_Task statement_. Each entry below should be returned exactly as is, with the pictures removed.

━━━━━ Entries ━━━━━

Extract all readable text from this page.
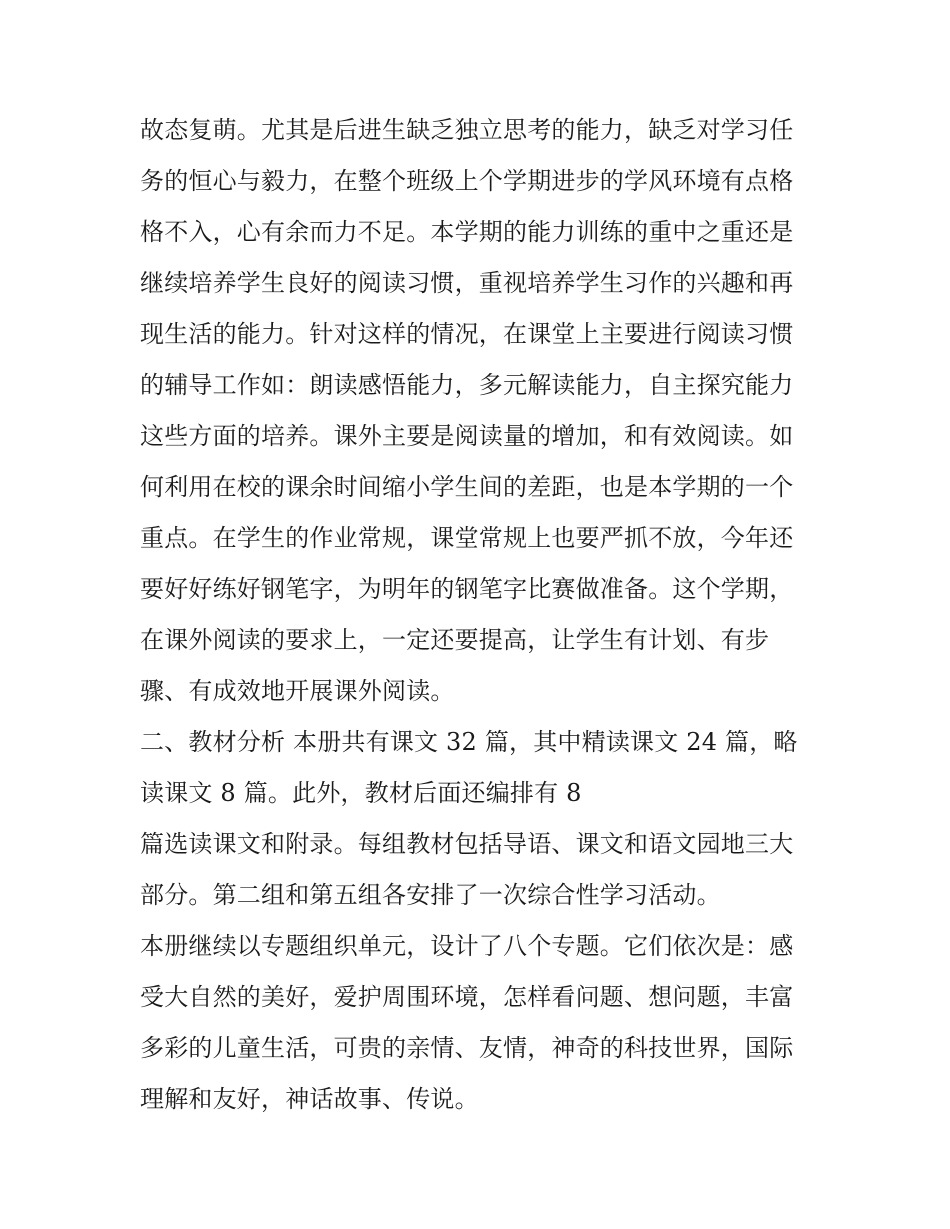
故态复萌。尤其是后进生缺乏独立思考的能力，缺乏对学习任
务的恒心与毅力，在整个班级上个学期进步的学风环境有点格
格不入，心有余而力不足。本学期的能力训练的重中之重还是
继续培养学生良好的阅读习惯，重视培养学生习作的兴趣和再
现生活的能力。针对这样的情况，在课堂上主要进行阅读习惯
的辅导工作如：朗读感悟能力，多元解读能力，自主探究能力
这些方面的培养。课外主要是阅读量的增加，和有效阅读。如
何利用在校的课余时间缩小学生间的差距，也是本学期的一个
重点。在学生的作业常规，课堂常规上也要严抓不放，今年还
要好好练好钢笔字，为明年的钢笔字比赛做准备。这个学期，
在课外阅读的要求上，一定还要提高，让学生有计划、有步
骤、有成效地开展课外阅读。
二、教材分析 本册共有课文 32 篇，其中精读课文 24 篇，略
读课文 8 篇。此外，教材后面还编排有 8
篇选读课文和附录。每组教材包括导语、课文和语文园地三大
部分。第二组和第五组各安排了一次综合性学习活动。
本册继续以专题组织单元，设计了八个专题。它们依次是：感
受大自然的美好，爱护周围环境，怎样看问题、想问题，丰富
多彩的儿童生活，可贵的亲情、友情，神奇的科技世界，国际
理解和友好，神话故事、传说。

━━━━━

_Finished exercise_.
Extract all readable text from this page.
故态复萌。尤其是后进生缺乏独立思考的能力，缺乏对学习任
务的恒心与毅力，在整个班级上个学期进步的学风环境有点格
格不入，心有余而力不足。本学期的能力训练的重中之重还是
继续培养学生良好的阅读习惯，重视培养学生习作的兴趣和再
现生活的能力。针对这样的情况，在课堂上主要进行阅读习惯
的辅导工作如：朗读感悟能力，多元解读能力，自主探究能力
这些方面的培养。课外主要是阅读量的增加，和有效阅读。如
何利用在校的课余时间缩小学生间的差距，也是本学期的一个
重点。在学生的作业常规，课堂常规上也要严抓不放，今年还
要好好练好钢笔字，为明年的钢笔字比赛做准备。这个学期，
在课外阅读的要求上，一定还要提高，让学生有计划、有步
骤、有成效地开展课外阅读。
二、教材分析 本册共有课文 32 篇，其中精读课文 24 篇，略
读课文 8 篇。此外，教材后面还编排有 8
篇选读课文和附录。每组教材包括导语、课文和语文园地三大
部分。第二组和第五组各安排了一次综合性学习活动。
本册继续以专题组织单元，设计了八个专题。它们依次是：感
受大自然的美好，爱护周围环境，怎样看问题、想问题，丰富
多彩的儿童生活，可贵的亲情、友情，神奇的科技世界，国际
理解和友好，神话故事、传说。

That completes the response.